─── RECORDS FOR THIS TASK
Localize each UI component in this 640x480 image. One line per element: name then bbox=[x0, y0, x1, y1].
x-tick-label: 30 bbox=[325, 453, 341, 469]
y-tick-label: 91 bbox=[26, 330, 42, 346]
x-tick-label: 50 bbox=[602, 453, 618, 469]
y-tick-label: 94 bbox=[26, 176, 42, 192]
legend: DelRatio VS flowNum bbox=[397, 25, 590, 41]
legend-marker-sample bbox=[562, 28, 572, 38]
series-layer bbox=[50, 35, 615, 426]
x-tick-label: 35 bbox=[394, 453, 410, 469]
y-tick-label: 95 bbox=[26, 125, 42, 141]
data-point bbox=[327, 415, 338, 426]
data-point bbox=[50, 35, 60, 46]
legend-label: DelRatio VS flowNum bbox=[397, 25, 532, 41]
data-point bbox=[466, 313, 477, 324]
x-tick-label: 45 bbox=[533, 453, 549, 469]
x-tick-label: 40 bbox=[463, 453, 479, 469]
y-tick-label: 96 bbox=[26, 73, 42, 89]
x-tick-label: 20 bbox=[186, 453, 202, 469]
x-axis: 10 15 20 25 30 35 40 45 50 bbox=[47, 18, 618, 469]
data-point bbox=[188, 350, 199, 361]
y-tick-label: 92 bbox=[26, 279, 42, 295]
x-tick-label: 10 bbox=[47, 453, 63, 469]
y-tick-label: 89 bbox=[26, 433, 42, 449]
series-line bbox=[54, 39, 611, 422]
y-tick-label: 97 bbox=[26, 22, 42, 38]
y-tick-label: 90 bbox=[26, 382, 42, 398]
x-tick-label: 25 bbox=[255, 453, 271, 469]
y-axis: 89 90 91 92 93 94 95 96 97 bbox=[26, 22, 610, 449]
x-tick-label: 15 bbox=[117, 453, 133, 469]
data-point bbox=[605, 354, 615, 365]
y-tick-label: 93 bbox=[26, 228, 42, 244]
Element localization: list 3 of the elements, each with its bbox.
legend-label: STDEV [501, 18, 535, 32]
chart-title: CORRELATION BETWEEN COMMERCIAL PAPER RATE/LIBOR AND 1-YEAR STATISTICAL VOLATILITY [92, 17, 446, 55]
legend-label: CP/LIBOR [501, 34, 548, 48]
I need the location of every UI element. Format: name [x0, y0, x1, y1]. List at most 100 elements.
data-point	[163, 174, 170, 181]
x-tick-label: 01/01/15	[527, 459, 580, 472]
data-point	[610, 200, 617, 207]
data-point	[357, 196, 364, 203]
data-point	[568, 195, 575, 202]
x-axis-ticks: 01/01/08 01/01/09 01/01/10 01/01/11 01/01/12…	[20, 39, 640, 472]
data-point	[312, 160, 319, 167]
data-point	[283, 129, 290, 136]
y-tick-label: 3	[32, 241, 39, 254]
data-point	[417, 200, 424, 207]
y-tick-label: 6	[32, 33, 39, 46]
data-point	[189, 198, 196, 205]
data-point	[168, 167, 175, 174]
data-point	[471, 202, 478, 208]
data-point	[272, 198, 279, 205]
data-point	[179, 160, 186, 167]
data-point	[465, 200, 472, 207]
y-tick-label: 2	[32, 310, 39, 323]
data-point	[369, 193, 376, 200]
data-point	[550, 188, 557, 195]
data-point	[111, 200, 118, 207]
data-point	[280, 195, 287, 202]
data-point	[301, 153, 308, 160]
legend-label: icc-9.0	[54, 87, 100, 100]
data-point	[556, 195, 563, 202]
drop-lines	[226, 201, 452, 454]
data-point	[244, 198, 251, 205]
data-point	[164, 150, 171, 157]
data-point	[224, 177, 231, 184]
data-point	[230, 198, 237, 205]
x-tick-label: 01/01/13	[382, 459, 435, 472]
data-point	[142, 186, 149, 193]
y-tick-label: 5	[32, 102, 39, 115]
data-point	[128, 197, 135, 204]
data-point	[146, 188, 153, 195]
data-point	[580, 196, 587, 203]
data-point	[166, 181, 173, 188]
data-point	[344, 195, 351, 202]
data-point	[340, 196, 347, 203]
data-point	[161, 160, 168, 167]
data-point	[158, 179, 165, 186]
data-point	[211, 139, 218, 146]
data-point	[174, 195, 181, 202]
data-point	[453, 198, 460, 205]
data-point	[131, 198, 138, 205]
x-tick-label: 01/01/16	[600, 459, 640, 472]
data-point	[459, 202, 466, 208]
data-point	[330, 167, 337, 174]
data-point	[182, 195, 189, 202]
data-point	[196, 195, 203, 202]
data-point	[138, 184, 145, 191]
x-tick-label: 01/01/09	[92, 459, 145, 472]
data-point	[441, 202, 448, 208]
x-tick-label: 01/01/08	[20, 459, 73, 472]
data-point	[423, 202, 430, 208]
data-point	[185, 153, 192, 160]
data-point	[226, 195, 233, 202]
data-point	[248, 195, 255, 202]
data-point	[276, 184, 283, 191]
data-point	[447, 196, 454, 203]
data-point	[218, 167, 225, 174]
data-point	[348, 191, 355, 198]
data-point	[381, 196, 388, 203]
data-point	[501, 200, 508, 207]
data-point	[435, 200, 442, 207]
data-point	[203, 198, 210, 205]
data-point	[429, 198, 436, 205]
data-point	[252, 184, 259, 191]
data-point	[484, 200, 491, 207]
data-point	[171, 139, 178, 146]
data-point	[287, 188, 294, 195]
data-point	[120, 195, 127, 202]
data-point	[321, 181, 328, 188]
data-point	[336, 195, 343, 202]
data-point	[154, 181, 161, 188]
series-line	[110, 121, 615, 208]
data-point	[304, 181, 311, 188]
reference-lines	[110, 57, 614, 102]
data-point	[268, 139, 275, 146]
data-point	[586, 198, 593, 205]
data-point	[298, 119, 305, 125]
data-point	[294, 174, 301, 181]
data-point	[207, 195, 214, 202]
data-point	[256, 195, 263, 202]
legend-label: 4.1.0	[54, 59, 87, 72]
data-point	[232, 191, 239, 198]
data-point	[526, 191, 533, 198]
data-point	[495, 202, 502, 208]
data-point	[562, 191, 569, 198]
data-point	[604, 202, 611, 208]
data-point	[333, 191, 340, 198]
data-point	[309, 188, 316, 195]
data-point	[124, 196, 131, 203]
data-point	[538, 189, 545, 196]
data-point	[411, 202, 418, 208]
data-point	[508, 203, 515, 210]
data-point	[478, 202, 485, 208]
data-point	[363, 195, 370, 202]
──────
SET EXERCISE: Please write out the stretch from the start of the material through the line containing "data-point bbox=[50, 35, 60, 46]", switching "series-layer" to "plot-area" and leaving everything else as it is.

SOLVED EXERCISE:
Localize each UI component in this 640x480 image. One line per element: name then bbox=[x0, y0, x1, y1].
x-tick-label: 30 bbox=[325, 453, 341, 469]
y-tick-label: 91 bbox=[26, 330, 42, 346]
x-tick-label: 50 bbox=[602, 453, 618, 469]
y-tick-label: 94 bbox=[26, 176, 42, 192]
legend: DelRatio VS flowNum bbox=[397, 25, 590, 41]
legend-marker-sample bbox=[562, 28, 572, 38]
plot-area bbox=[50, 35, 615, 426]
x-tick-label: 35 bbox=[394, 453, 410, 469]
y-tick-label: 95 bbox=[26, 125, 42, 141]
data-point bbox=[327, 415, 338, 426]
data-point bbox=[50, 35, 60, 46]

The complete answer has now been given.